Written problem:
In how many lines of the data does the word "houses" appear? Give the number by itself.

◇ ◇ ◇ ◇

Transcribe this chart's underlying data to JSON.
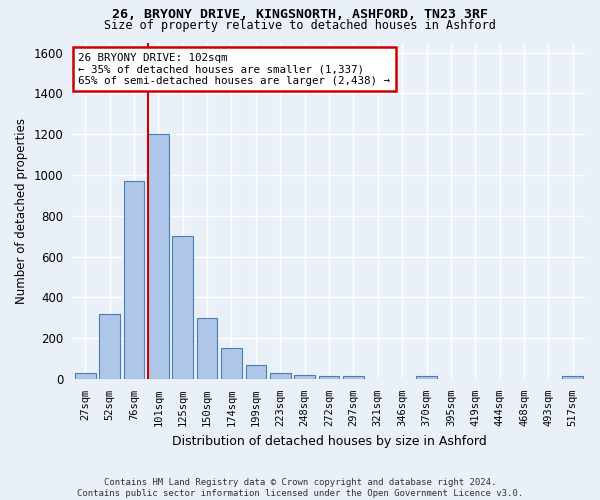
{
  "title1": "26, BRYONY DRIVE, KINGSNORTH, ASHFORD, TN23 3RF",
  "title2": "Size of property relative to detached houses in Ashford",
  "xlabel": "Distribution of detached houses by size in Ashford",
  "ylabel": "Number of detached properties",
  "categories": [
    "27sqm",
    "52sqm",
    "76sqm",
    "101sqm",
    "125sqm",
    "150sqm",
    "174sqm",
    "199sqm",
    "223sqm",
    "248sqm",
    "272sqm",
    "297sqm",
    "321sqm",
    "346sqm",
    "370sqm",
    "395sqm",
    "419sqm",
    "444sqm",
    "468sqm",
    "493sqm",
    "517sqm"
  ],
  "values": [
    30,
    320,
    970,
    1200,
    700,
    300,
    150,
    70,
    30,
    20,
    15,
    15,
    0,
    0,
    15,
    0,
    0,
    0,
    0,
    0,
    15
  ],
  "bar_color": "#aec6e8",
  "bar_edge_color": "#4a7db5",
  "highlight_index": 3,
  "highlight_line_color": "#cc0000",
  "annotation_text": "26 BRYONY DRIVE: 102sqm\n← 35% of detached houses are smaller (1,337)\n65% of semi-detached houses are larger (2,438) →",
  "annotation_box_color": "#cc0000",
  "ylim": [
    0,
    1650
  ],
  "yticks": [
    0,
    200,
    400,
    600,
    800,
    1000,
    1200,
    1400,
    1600
  ],
  "footer": "Contains HM Land Registry data © Crown copyright and database right 2024.\nContains public sector information licensed under the Open Government Licence v3.0.",
  "bg_color": "#eaf0f8",
  "grid_color": "#ffffff"
}
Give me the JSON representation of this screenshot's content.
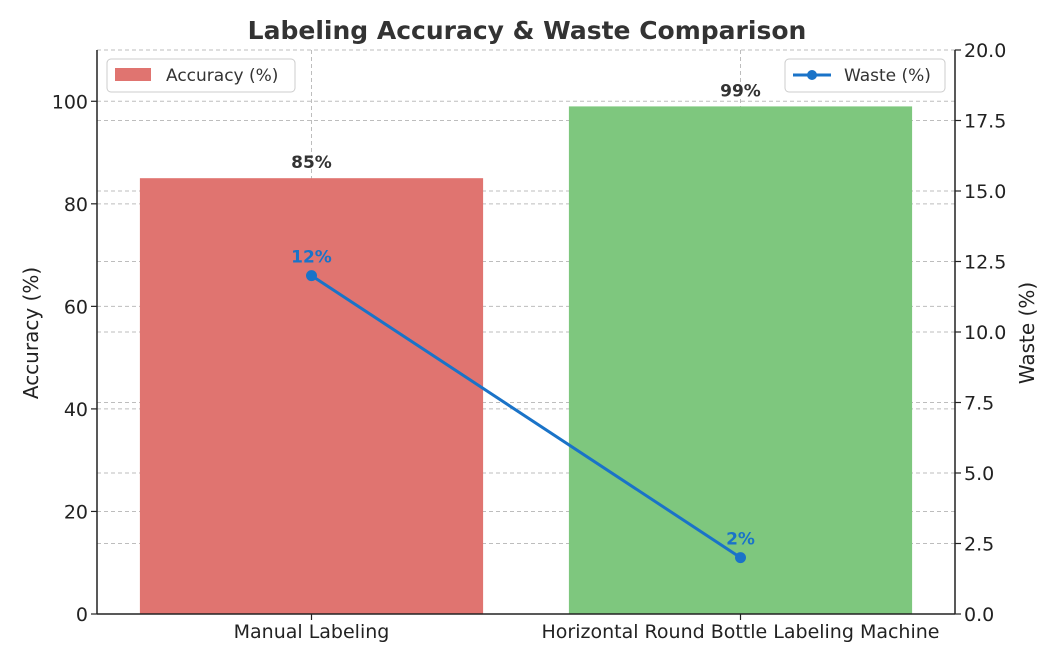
{
  "chart_data": {
    "type": "bar",
    "title": "Labeling Accuracy & Waste Comparison",
    "categories": [
      "Manual Labeling",
      "Horizontal Round Bottle Labeling Machine"
    ],
    "series": [
      {
        "name": "Accuracy (%)",
        "type": "bar",
        "axis": "left",
        "values": [
          85,
          99
        ],
        "labels": [
          "85%",
          "99%"
        ],
        "colors": [
          "#e07470",
          "#7ec77e"
        ]
      },
      {
        "name": "Waste (%)",
        "type": "line",
        "axis": "right",
        "values": [
          12,
          2
        ],
        "labels": [
          "12%",
          "2%"
        ],
        "color": "#1a73c8"
      }
    ],
    "ylabel": "Accuracy (%)",
    "ylabel_right": "Waste (%)",
    "ylim": [
      0,
      110
    ],
    "ylim_right": [
      0,
      20
    ],
    "yticks": [
      "0",
      "20",
      "40",
      "60",
      "80",
      "100"
    ],
    "yticks_right": [
      "0.0",
      "2.5",
      "5.0",
      "7.5",
      "10.0",
      "12.5",
      "15.0",
      "17.5",
      "20.0"
    ],
    "grid": true,
    "legend": [
      {
        "label": "Accuracy (%)",
        "placement": "top-left"
      },
      {
        "label": "Waste (%)",
        "placement": "top-right"
      }
    ]
  }
}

◇ ◇ ◇ ◇

Correct response:
3